Given task =>
Each entry must appear again exactly as it does in the source.

Listed entries =>
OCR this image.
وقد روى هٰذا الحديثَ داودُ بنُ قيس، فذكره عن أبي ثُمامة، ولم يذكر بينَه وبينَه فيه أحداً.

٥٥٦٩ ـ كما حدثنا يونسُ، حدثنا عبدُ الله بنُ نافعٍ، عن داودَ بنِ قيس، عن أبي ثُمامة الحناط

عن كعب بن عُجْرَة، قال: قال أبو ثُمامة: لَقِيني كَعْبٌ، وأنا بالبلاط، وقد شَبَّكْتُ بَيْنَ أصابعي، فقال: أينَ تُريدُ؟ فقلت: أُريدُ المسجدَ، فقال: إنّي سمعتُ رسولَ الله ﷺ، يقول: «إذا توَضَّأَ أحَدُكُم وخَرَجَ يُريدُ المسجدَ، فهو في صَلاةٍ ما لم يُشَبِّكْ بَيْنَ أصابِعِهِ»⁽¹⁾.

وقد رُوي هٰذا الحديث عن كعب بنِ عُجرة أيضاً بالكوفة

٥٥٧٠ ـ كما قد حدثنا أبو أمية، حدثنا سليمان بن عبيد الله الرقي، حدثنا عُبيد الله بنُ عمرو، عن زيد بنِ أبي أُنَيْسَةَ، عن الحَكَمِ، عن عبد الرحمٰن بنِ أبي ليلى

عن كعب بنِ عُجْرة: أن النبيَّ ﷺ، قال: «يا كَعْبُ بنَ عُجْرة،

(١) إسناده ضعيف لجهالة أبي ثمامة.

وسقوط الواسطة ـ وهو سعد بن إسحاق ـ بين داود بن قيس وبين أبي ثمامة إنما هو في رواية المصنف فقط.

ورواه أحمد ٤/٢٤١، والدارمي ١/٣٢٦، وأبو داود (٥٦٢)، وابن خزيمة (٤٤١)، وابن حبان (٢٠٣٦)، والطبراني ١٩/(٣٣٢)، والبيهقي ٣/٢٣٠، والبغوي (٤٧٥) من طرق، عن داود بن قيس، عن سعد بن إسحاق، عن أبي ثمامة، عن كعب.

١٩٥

Answer to the problem =>
OCR this image.
وقد روى هٰذا الحديثَ داودُ بنُ قيس، فذكره عن أبي ثُمامة، ولم يذكر بينَه وبينَه فيه أحداً.

٥٥٦٩ ـ كما حدثنا يونسُ، حدثنا عبدُ الله بنُ نافعٍ، عن داودَ بنِ قيس، عن أبي ثُمامة الحناط

عن كعب بن عُجْرَة، قال: قال أبو ثُمامة: لَقِيني كَعْبٌ، وأنا بالبلاط، وقد شَبَّكْتُ بَيْنَ أصابعي، فقال: أينَ تُريدُ؟ فقلت: أُريدُ المسجدَ، فقال: إنّي سمعتُ رسولَ الله ﷺ، يقول: «إذا توَضَّأَ أحَدُكُم وخَرَجَ يُريدُ المسجدَ، فهو في صَلاةٍ ما لم يُشَبِّكْ بَيْنَ أصابِعِهِ»⁽¹⁾.

وقد رُوي هٰذا الحديث عن كعب بنِ عُجرة أيضاً بالكوفة

٥٥٧٠ ـ كما قد حدثنا أبو أمية، حدثنا سليمان بن عبيد الله الرقي، حدثنا عُبيد الله بنُ عمرو، عن زيد بنِ أبي أُنَيْسَةَ، عن الحَكَمِ، عن عبد الرحمٰن بنِ أبي ليلى

عن كعب بنِ عُجْرة: أن النبيَّ ﷺ، قال: «يا كَعْبُ بنَ عُجْرة،

(١) إسناده ضعيف لجهالة أبي ثمامة.

وسقوط الواسطة ـ وهو سعد بن إسحاق ـ بين داود بن قيس وبين أبي ثمامة إنما هو في رواية المصنف فقط.

ورواه أحمد ٤/٢٤١، والدارمي ١/٣٢٦، وأبو داود (٥٦٢)، وابن خزيمة (٤٤١)، وابن حبان (٢٠٣٦)، والطبراني ١٩/(٣٣٢)، والبيهقي ٣/٢٣٠، والبغوي (٤٧٥) من طرق، عن داود بن قيس، عن سعد بن إسحاق، عن أبي ثمامة، عن كعب.

١٩٥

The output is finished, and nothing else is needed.